-- GIVEN TEXT start --
Surrealist iLLUMiNATi Party
Party Animals: The Rothschild Surrealist Ball
The Rake revisits the Surrealist Ball of 1972, hosted by Baroness Marie-Hélène de Rothschild and her husband Guy at the Château de Ferrières.
If your family has the largest private fortune in history, the least you can do is hold a party at the most lavish Château in France with costumes designed by Salvador Dalí, Audrey Hepburn in a birdcage hat and an interactive maze filled with butlers pretending to be cats.
The family who did just that is the Rothschild’s. In 1957, after a brief first marriage to a horse breeding count, Baroness Marie-Hélène Naila Stephanie Josina van Zuylen van Nyevelt van de Haar wed her third cousin Guy de Rothschild, head of the de Rothschild Frères bank. Their romance broke various barriers. As it was the first time a leading Rothschild had married a non Jewish spouse, Guy was forced to resign his presidency of the Jewish community in France and Catholic Marie-Hélène had to receive special dispensation from the Pope. The pair’s social life showed a similar liberalism.
-- GIVEN TEXT end --
| GIVEN EXERCISE |
Please reproduce the part of the Rothschild ball article between "If your family" and "to be cats.", inclusive, word for word.
-- GIVEN ENTRIES start --
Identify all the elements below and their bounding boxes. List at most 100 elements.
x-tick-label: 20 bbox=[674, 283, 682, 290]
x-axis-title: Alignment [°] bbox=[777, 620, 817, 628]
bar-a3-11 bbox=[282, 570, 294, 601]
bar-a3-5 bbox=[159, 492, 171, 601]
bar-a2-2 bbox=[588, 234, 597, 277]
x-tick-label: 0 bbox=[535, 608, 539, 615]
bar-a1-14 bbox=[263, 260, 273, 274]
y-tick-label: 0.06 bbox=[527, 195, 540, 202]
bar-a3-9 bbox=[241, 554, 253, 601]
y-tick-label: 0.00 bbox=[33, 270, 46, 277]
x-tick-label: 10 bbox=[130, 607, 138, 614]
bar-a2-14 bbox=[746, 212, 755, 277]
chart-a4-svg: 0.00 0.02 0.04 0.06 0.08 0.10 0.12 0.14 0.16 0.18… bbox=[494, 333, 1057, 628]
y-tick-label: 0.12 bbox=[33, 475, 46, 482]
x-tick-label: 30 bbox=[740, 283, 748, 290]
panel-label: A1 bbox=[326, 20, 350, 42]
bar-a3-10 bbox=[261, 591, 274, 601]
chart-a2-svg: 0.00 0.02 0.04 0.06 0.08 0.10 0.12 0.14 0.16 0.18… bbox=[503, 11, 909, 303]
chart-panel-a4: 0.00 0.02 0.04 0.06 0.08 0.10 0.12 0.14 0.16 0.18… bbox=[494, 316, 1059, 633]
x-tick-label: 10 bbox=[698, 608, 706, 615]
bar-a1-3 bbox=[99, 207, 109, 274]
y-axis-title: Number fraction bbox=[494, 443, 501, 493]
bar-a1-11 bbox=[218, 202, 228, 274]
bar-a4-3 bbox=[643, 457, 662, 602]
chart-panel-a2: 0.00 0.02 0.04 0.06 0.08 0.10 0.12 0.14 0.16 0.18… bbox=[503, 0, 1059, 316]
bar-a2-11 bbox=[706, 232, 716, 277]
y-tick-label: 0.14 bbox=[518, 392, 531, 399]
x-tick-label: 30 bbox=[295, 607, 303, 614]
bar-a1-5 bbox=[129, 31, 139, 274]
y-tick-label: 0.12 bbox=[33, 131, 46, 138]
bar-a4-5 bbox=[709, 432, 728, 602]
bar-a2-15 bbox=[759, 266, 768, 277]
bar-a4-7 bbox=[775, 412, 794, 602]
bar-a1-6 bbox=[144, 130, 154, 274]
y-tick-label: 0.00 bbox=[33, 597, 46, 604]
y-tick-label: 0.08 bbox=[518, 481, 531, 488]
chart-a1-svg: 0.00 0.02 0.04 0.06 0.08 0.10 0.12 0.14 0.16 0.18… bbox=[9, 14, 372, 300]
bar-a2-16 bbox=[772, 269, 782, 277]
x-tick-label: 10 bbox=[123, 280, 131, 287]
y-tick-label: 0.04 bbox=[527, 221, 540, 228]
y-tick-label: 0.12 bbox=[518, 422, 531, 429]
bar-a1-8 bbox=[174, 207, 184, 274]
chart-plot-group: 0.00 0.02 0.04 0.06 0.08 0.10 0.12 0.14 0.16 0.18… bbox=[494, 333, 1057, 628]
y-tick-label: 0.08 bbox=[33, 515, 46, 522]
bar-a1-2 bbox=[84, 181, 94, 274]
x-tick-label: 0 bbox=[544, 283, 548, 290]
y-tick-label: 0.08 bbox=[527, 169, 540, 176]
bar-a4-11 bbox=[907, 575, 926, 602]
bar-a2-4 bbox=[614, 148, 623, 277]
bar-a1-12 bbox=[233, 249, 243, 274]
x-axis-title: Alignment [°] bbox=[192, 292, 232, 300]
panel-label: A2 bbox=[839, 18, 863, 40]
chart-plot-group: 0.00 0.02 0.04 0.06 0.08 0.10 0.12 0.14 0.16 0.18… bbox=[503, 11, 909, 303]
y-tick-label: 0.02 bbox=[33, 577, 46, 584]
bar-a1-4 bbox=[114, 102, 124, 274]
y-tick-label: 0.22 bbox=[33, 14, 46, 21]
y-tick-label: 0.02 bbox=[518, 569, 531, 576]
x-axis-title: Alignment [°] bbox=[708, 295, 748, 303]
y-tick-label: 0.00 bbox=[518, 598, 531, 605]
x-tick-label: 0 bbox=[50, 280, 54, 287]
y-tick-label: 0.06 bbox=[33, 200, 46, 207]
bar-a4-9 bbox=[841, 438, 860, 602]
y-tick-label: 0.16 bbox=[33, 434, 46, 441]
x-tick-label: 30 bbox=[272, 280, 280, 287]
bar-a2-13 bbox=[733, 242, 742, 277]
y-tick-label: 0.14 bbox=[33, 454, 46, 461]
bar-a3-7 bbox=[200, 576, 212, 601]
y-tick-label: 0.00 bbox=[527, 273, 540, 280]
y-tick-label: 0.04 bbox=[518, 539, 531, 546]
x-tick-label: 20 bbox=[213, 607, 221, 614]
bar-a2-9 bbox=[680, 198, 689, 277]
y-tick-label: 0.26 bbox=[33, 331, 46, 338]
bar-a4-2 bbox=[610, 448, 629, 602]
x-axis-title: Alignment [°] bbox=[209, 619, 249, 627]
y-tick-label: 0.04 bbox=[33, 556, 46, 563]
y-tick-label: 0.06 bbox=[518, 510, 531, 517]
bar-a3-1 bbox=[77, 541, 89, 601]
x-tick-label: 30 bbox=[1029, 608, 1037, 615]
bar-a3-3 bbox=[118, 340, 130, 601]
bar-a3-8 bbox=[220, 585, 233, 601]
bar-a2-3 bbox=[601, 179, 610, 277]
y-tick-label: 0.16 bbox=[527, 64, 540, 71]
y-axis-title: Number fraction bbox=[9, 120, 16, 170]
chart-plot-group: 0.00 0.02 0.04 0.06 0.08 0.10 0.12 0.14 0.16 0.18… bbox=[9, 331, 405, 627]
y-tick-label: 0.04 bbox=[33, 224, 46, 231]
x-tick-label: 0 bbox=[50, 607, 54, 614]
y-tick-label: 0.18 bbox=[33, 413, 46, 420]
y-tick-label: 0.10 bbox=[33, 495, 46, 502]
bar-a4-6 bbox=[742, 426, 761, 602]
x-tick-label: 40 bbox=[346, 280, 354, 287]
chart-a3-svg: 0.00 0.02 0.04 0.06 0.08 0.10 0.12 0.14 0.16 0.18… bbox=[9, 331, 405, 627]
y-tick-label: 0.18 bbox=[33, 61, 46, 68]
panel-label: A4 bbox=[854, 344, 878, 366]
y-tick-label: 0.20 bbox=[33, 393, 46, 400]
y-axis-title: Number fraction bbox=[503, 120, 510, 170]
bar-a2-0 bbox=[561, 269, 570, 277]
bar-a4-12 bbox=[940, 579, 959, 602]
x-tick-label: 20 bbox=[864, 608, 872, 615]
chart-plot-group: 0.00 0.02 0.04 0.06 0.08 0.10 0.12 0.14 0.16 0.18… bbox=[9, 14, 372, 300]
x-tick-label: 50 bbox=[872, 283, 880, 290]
-- GIVEN ENTRIES end --
| THE COMPLETED TASK |
If your family has the largest private fortune in history, the least you can do is hold a party at the most lavish Château in France with costumes designed by Salvador Dalí, Audrey Hepburn in a birdcage hat and an interactive maze filled with butlers pretending to be cats.